§ Tasks:
1. According to the note in the text on discrimination-alcohol associations, which measures does the At-Risk Drinking variable combine?
2. From the text on discrimination-alcohol associations, reproduce the passage starting with "Discrimination-Alcohol Associations" and going on through "Figures 1 – 5).".

§ Text:

::::

Discrimination-Alcohol Associations
Table 2 presents the summary effect sizes with 95% confidence intervals (CIs) for the associations between racial discrimination and each alcohol variable of the five domains. Forest plots are available to online as Supplemental materials (Supplemental Figures 1 – 5).
Table 2.
Alcohol-Related Behaviors | k | r (95% CI) | Q | I2 |
---|---|---|---|---|
Alcohol Consumption | 9 | .12 (0.08, 0.17)*** | 15.79* | 49.35 |
Heavy/binge Drinking | 12 | .06 (0.02, 0.10)** | 15.03 | 26.80 |
At-Risk Drinking | 4 | .14 (0.06, 0.23)** | 2.43 | 0.00 |
AUD | 3 | .10 (−0.01, 0.20) | 20.76*** | 90.37 |
Negative Drinking Consequences | 5 | .25 (0.09, 0.42)** | 65.99*** | 94.00 |
Note. The Alcohol Consumption variable combines all effect sizes of alcohol use quantity, alcohol use frequency, and quantity*frequency measures. The At-Risk Drinking variable combines all effect sizes of the CAGE and AUDIT-C measures. A leave-one-out sensitivity analysis [35] was performed by iteratively removing 1 study at a time to confirm that our findings were not driven by any single study. All effect sizes remained stable across variables, with one exception; the association of AUD DSM-IV Criteria with racial discrimination became significant (r = .15 [0.10, 0.20], p < .05) upon removal of Hunte & Barry, 2012. CI: confidence interval.
p < .05.

::::

(Records from a collection)
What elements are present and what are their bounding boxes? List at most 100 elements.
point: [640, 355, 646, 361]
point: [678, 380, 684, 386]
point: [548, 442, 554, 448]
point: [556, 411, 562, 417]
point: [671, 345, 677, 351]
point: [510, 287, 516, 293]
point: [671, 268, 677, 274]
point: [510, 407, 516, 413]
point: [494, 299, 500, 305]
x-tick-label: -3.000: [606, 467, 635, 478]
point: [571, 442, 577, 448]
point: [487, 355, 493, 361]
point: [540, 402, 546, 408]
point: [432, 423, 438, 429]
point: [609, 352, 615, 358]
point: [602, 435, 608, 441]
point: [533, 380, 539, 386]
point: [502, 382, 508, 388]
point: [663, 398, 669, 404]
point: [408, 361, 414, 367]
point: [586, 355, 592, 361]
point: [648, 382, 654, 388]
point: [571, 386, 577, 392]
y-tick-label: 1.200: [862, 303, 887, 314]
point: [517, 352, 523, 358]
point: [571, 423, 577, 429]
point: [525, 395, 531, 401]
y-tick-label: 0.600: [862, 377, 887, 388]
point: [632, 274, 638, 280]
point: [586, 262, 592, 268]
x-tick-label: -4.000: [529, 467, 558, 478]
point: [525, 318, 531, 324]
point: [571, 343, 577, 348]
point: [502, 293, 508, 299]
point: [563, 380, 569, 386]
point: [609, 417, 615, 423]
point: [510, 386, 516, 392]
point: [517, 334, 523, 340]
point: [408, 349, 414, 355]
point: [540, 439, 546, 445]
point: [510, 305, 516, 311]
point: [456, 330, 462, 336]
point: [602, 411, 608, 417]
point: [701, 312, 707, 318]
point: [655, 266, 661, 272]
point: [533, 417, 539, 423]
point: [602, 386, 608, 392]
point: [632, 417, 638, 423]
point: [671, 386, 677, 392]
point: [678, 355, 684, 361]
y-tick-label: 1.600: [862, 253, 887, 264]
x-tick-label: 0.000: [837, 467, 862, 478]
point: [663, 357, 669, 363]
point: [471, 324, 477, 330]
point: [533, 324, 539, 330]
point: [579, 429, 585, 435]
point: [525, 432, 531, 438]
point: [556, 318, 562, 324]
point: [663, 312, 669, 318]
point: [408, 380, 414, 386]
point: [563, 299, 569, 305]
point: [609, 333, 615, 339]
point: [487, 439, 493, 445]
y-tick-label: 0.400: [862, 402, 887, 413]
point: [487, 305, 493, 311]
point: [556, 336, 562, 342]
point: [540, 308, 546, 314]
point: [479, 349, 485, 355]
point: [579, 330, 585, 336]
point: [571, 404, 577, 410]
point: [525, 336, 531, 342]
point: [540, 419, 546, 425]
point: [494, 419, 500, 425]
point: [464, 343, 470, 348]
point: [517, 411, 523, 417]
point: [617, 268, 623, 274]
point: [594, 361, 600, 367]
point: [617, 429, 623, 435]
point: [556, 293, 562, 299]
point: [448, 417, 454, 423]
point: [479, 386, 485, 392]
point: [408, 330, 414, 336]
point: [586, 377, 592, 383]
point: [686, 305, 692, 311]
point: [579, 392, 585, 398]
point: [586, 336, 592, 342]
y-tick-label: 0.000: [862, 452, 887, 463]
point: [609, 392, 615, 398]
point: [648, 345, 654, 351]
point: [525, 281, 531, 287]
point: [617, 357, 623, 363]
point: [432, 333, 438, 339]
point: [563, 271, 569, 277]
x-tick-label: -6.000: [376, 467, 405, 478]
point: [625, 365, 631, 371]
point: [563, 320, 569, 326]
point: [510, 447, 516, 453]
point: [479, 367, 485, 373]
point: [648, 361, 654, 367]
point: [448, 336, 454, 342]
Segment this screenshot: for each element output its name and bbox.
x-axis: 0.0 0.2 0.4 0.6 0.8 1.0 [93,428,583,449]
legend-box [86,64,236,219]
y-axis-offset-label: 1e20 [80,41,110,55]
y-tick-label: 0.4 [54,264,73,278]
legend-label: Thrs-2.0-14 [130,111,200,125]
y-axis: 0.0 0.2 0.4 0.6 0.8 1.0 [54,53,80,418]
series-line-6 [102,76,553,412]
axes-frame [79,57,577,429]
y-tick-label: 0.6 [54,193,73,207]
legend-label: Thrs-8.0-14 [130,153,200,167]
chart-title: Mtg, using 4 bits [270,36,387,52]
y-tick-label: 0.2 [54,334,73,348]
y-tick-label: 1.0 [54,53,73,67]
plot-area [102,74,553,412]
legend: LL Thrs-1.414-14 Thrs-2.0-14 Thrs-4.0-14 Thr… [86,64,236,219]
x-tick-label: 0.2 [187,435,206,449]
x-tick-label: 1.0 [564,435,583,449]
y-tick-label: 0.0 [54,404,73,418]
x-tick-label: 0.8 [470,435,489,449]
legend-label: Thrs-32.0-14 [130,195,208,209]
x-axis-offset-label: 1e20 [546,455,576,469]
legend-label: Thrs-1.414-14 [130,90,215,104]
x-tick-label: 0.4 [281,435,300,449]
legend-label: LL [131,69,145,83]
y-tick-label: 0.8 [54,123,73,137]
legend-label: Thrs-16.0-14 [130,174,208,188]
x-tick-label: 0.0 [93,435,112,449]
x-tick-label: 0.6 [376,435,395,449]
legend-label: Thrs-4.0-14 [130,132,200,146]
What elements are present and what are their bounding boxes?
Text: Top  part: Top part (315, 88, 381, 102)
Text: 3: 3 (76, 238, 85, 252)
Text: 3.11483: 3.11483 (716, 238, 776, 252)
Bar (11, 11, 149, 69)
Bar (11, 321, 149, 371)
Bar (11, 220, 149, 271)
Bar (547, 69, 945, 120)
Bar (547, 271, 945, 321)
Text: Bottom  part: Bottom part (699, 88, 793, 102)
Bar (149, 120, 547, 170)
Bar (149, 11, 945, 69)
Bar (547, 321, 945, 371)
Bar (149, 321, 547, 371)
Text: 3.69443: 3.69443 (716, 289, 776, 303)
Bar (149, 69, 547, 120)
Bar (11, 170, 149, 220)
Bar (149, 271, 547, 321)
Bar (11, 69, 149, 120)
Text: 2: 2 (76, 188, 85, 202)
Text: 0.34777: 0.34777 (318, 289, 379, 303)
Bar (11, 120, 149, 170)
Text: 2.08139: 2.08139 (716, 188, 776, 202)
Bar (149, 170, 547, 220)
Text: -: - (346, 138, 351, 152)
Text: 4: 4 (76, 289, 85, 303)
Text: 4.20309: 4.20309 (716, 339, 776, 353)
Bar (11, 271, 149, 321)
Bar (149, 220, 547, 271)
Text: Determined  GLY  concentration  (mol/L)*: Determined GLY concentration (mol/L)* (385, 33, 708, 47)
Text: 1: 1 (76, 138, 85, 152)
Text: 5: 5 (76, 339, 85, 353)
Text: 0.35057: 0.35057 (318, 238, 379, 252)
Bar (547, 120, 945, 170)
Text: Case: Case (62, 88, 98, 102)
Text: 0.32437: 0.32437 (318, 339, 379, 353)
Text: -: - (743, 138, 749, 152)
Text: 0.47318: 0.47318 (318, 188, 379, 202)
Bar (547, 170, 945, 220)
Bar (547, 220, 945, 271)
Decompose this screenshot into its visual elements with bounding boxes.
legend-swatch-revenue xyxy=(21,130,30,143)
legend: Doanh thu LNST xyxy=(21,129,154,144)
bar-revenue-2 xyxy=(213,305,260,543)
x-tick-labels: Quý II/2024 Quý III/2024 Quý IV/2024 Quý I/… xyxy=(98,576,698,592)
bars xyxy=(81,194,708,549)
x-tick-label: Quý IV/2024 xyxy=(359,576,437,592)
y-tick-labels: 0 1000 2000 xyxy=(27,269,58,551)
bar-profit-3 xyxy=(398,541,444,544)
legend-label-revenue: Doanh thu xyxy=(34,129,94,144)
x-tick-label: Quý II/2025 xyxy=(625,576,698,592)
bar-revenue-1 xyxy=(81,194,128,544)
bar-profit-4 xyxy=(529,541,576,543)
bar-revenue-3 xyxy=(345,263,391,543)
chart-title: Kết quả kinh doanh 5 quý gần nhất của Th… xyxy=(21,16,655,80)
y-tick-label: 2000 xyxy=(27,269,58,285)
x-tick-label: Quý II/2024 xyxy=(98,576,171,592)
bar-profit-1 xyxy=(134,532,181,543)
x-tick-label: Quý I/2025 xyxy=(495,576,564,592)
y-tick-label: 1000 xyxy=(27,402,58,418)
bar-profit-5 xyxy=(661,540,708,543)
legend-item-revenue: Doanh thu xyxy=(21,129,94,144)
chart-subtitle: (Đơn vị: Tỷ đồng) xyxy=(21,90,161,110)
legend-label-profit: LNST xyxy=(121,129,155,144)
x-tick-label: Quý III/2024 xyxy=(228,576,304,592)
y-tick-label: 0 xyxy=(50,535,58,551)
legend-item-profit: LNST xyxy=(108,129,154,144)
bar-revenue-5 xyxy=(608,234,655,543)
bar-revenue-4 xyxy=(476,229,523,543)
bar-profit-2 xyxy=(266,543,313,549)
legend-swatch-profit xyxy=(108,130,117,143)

::::

§ Results of the tasks:
1. The CAGE and AUDIT-C measures.

2.
Discrimination-Alcohol Associations
Table 2 presents the summary effect sizes with 95% confidence intervals (CIs) for the associations between racial discrimination and each alcohol variable of the five domains. Forest plots are available to online as Supplemental materials (Supplemental Figures 1 – 5).